__Work to be completed__. Print out each record below, unaltered and complete, without its images.

◆ ◆ ◆ ◆ ◆ ◆ ◆

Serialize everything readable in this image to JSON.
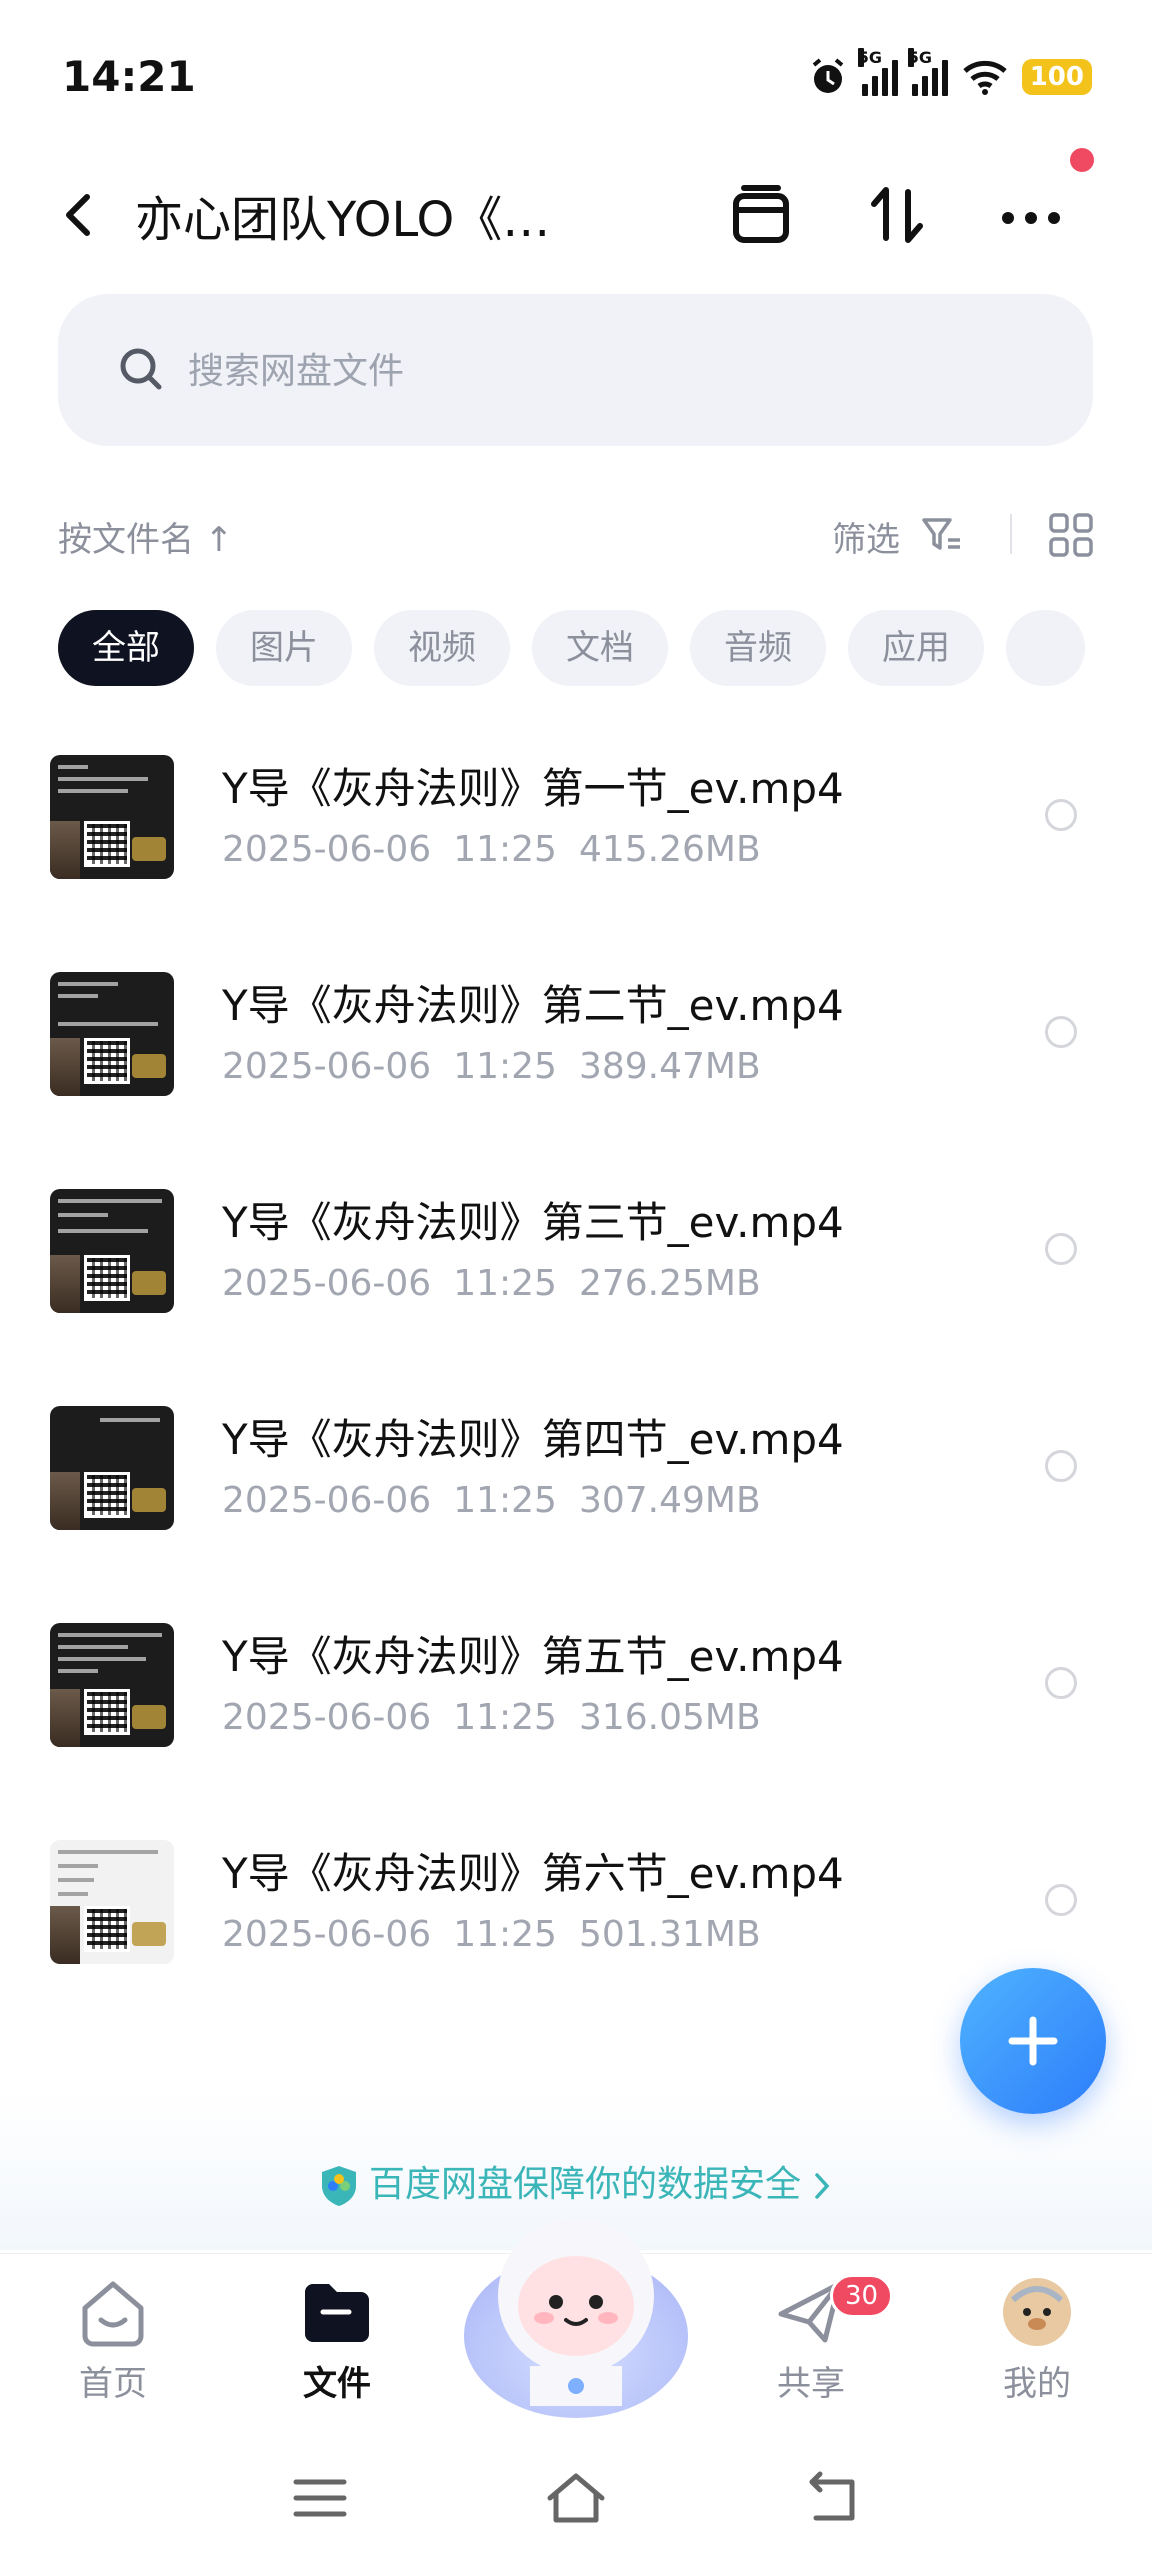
{
  "status_bar": {
    "time": "14:21",
    "network_1": "5G",
    "network_2": "5G",
    "battery": "100"
  },
  "header": {
    "title": "亦心团队YOLO《…",
    "icons": [
      "back-icon",
      "archive-icon",
      "sort-icon",
      "more-icon"
    ]
  },
  "search": {
    "placeholder": "搜索网盘文件"
  },
  "sort": {
    "label": "按文件名 ↑",
    "filter_label": "筛选"
  },
  "categories": [
    {
      "label": "全部",
      "active": true
    },
    {
      "label": "图片",
      "active": false
    },
    {
      "label": "视频",
      "active": false
    },
    {
      "label": "文档",
      "active": false
    },
    {
      "label": "音频",
      "active": false
    },
    {
      "label": "应用",
      "active": false
    }
  ],
  "files": [
    {
      "name": "Y导《灰舟法则》第一节_ev.mp4",
      "date": "2025-06-06",
      "time": "11:25",
      "size": "415.26MB"
    },
    {
      "name": "Y导《灰舟法则》第二节_ev.mp4",
      "date": "2025-06-06",
      "time": "11:25",
      "size": "389.47MB"
    },
    {
      "name": "Y导《灰舟法则》第三节_ev.mp4",
      "date": "2025-06-06",
      "time": "11:25",
      "size": "276.25MB"
    },
    {
      "name": "Y导《灰舟法则》第四节_ev.mp4",
      "date": "2025-06-06",
      "time": "11:25",
      "size": "307.49MB"
    },
    {
      "name": "Y导《灰舟法则》第五节_ev.mp4",
      "date": "2025-06-06",
      "time": "11:25",
      "size": "316.05MB"
    },
    {
      "name": "Y导《灰舟法则》第六节_ev.mp4",
      "date": "2025-06-06",
      "time": "11:25",
      "size": "501.31MB"
    }
  ],
  "security_notice": "百度网盘保障你的数据安全",
  "bottom_nav": {
    "home": "首页",
    "files": "文件",
    "share": "共享",
    "share_badge": "30",
    "mine": "我的"
  },
  "colors": {
    "accent": "#2d7dfa",
    "active_chip": "#0f1220",
    "badge": "#f04a62",
    "secure_text": "#3ab5b8",
    "battery": "#f3c21b"
  }
}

◆ ◆ ◆ ◆ ◆ ◆ ◆

__Completed exercise__.
Serialize everything readable in this image to JSON.
{
  "status_bar": {
    "time": "14:21",
    "network_1": "5G",
    "network_2": "5G",
    "battery": "100"
  },
  "header": {
    "title": "亦心团队YOLO《…",
    "icons": [
      "back-icon",
      "archive-icon",
      "sort-icon",
      "more-icon"
    ]
  },
  "search": {
    "placeholder": "搜索网盘文件"
  },
  "sort": {
    "label": "按文件名 ↑",
    "filter_label": "筛选"
  },
  "categories": [
    {
      "label": "全部",
      "active": true
    },
    {
      "label": "图片",
      "active": false
    },
    {
      "label": "视频",
      "active": false
    },
    {
      "label": "文档",
      "active": false
    },
    {
      "label": "音频",
      "active": false
    },
    {
      "label": "应用",
      "active": false
    }
  ],
  "files": [
    {
      "name": "Y导《灰舟法则》第一节_ev.mp4",
      "date": "2025-06-06",
      "time": "11:25",
      "size": "415.26MB"
    },
    {
      "name": "Y导《灰舟法则》第二节_ev.mp4",
      "date": "2025-06-06",
      "time": "11:25",
      "size": "389.47MB"
    },
    {
      "name": "Y导《灰舟法则》第三节_ev.mp4",
      "date": "2025-06-06",
      "time": "11:25",
      "size": "276.25MB"
    },
    {
      "name": "Y导《灰舟法则》第四节_ev.mp4",
      "date": "2025-06-06",
      "time": "11:25",
      "size": "307.49MB"
    },
    {
      "name": "Y导《灰舟法则》第五节_ev.mp4",
      "date": "2025-06-06",
      "time": "11:25",
      "size": "316.05MB"
    },
    {
      "name": "Y导《灰舟法则》第六节_ev.mp4",
      "date": "2025-06-06",
      "time": "11:25",
      "size": "501.31MB"
    }
  ],
  "security_notice": "百度网盘保障你的数据安全",
  "bottom_nav": {
    "home": "首页",
    "files": "文件",
    "share": "共享",
    "share_badge": "30",
    "mine": "我的"
  },
  "colors": {
    "accent": "#2d7dfa",
    "active_chip": "#0f1220",
    "badge": "#f04a62",
    "secure_text": "#3ab5b8",
    "battery": "#f3c21b"
  }
}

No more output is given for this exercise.